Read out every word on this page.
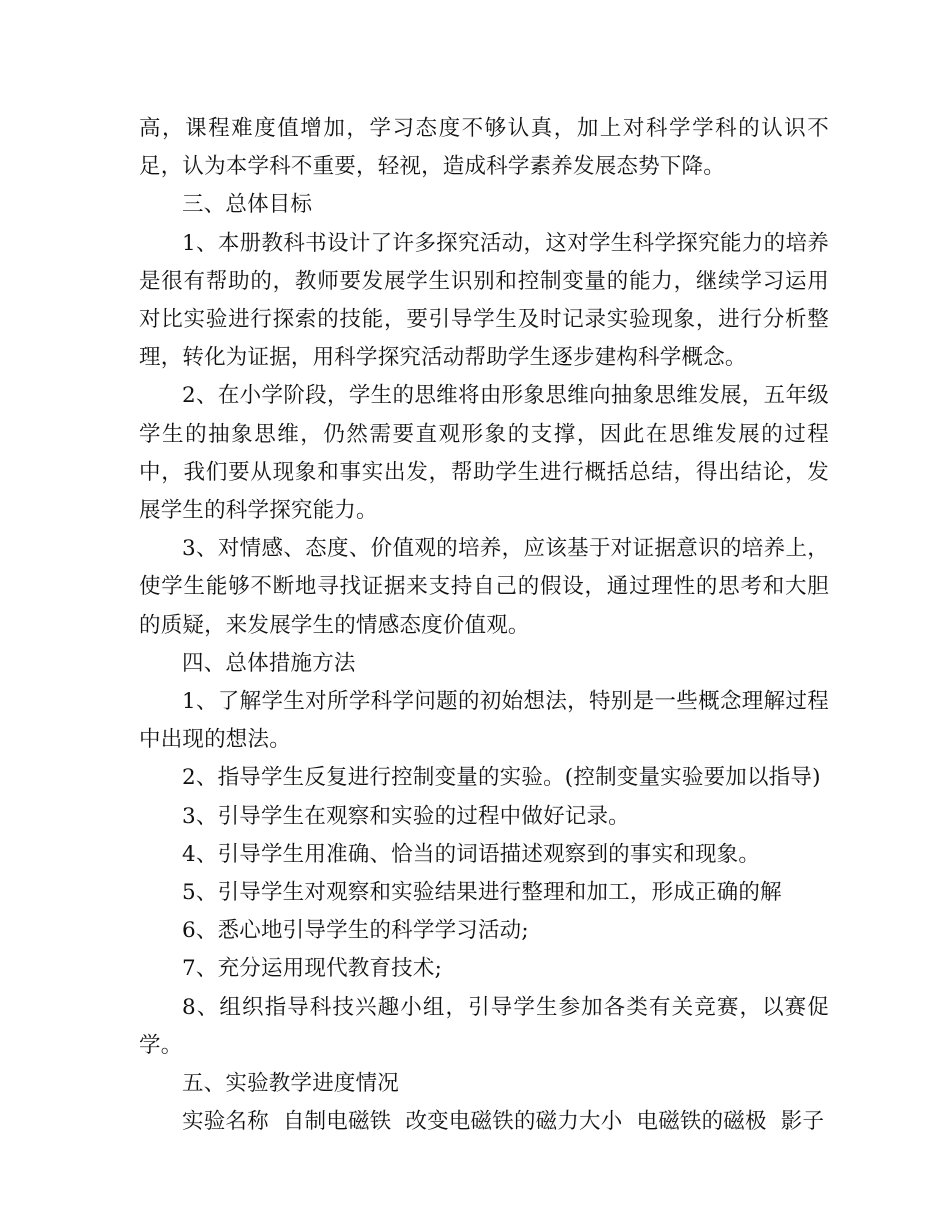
高，课程难度值增加，学习态度不够认真，加上对科学学科的认识不足，认为本学科不重要，轻视，造成科学素养发展态势下降。

三、总体目标

1、本册教科书设计了许多探究活动，这对学生科学探究能力的培养是很有帮助的，教师要发展学生识别和控制变量的能力，继续学习运用对比实验进行探索的技能，要引导学生及时记录实验现象，进行分析整理，转化为证据，用科学探究活动帮助学生逐步建构科学概念。

2、在小学阶段，学生的思维将由形象思维向抽象思维发展，五年级学生的抽象思维，仍然需要直观形象的支撑，因此在思维发展的过程中，我们要从现象和事实出发，帮助学生进行概括总结，得出结论，发展学生的科学探究能力。

3、对情感、态度、价值观的培养，应该基于对证据意识的培养上，使学生能够不断地寻找证据来支持自己的假设，通过理性的思考和大胆的质疑，来发展学生的情感态度价值观。

四、总体措施方法

1、了解学生对所学科学问题的初始想法，特别是一些概念理解过程中出现的想法。

2、指导学生反复进行控制变量的实验。(控制变量实验要加以指导)

3、引导学生在观察和实验的过程中做好记录。

4、引导学生用准确、恰当的词语描述观察到的事实和现象。

5、引导学生对观察和实验结果进行整理和加工，形成正确的解

6、悉心地引导学生的科学学习活动;

7、充分运用现代教育技术;

8、组织指导科技兴趣小组，引导学生参加各类有关竞赛，以赛促学。

五、实验教学进度情况

实验名称  自制电磁铁  改变电磁铁的磁力大小  电磁铁的磁极  影子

**Objective:** Make an exact copy of every entry above, minus the images.

**Response for this exercise:**
Read out every word on this page.
高，课程难度值增加，学习态度不够认真，加上对科学学科的认识不足，认为本学科不重要，轻视，造成科学素养发展态势下降。

三、总体目标

1、本册教科书设计了许多探究活动，这对学生科学探究能力的培养是很有帮助的，教师要发展学生识别和控制变量的能力，继续学习运用对比实验进行探索的技能，要引导学生及时记录实验现象，进行分析整理，转化为证据，用科学探究活动帮助学生逐步建构科学概念。

2、在小学阶段，学生的思维将由形象思维向抽象思维发展，五年级学生的抽象思维，仍然需要直观形象的支撑，因此在思维发展的过程中，我们要从现象和事实出发，帮助学生进行概括总结，得出结论，发展学生的科学探究能力。

3、对情感、态度、价值观的培养，应该基于对证据意识的培养上，使学生能够不断地寻找证据来支持自己的假设，通过理性的思考和大胆的质疑，来发展学生的情感态度价值观。

四、总体措施方法

1、了解学生对所学科学问题的初始想法，特别是一些概念理解过程中出现的想法。

2、指导学生反复进行控制变量的实验。(控制变量实验要加以指导)

3、引导学生在观察和实验的过程中做好记录。

4、引导学生用准确、恰当的词语描述观察到的事实和现象。

5、引导学生对观察和实验结果进行整理和加工，形成正确的解

6、悉心地引导学生的科学学习活动;

7、充分运用现代教育技术;

8、组织指导科技兴趣小组，引导学生参加各类有关竞赛，以赛促学。

五、实验教学进度情况

实验名称  自制电磁铁  改变电磁铁的磁力大小  电磁铁的磁极  影子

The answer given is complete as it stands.